====== RECORDS FOR THIS TASK ======

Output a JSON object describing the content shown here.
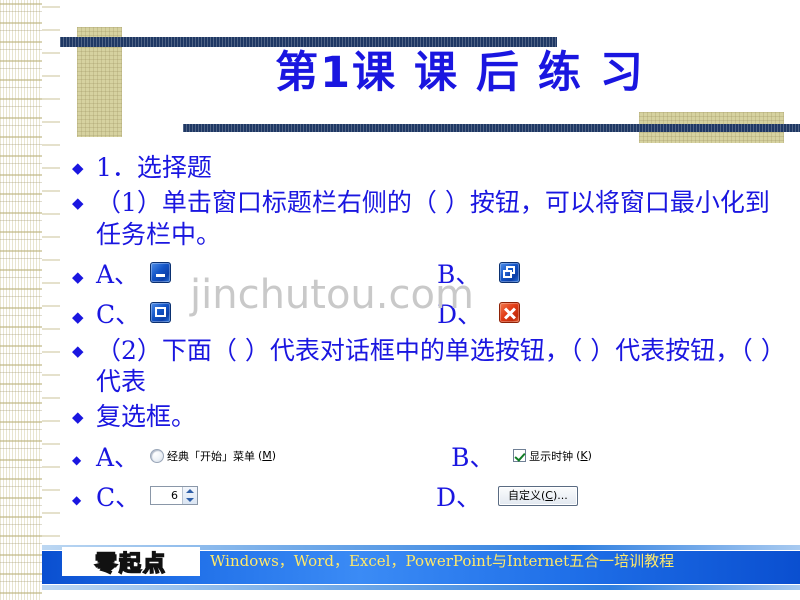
{
  "slide": {
    "title": "第1课 课 后 练 习",
    "watermark": "jinchutou.com",
    "bullet_glyph": "◆",
    "colors": {
      "title_blue": "#1a16e0",
      "body_blue": "#1a16e0",
      "deco_navy": "#1f3864",
      "deco_tan": "#d6d2a0",
      "footer_blue": "#1f6fe8",
      "footer_yellow": "#ffe96a",
      "close_red": "#e23c16",
      "button_blue": "#1456c8"
    }
  },
  "body": {
    "line1": "1．选择题",
    "line2": "（1）单击窗口标题栏右侧的（    ）按钮，可以将窗口最小化到任务栏中。",
    "line3": "（2）下面（    ）代表对话框中的单选按钮，（    ）代表按钮，（    ）代表",
    "line4": "复选框。"
  },
  "question1_options": [
    {
      "label": "A、",
      "icon": "window-minimize-icon"
    },
    {
      "label": "B、",
      "icon": "window-restore-icon"
    },
    {
      "label": "C、",
      "icon": "window-maximize-icon"
    },
    {
      "label": "D、",
      "icon": "window-close-icon"
    }
  ],
  "question2_options": [
    {
      "label": "A、",
      "widget": "radio-button",
      "text": "经典「开始」菜单",
      "mnemonic": "M"
    },
    {
      "label": "B、",
      "widget": "checkbox-checked",
      "text": "显示时钟",
      "mnemonic": "K"
    },
    {
      "label": "C、",
      "widget": "number-spinner",
      "value": "6"
    },
    {
      "label": "D、",
      "widget": "push-button",
      "text": "自定义",
      "mnemonic": "C",
      "suffix": "..."
    }
  ],
  "footer": {
    "logo_text": "零起点",
    "tagline": "Windows，Word，Excel，PowerPoint与Internet五合一培训教程"
  }
}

======

AIM OF THE TASK - Search the data for the word "widget" and copy each line where it appears.

EXERCISE ANSWER -
      "widget": "radio-button",
      "widget": "checkbox-checked",
      "widget": "number-spinner",
      "widget": "push-button",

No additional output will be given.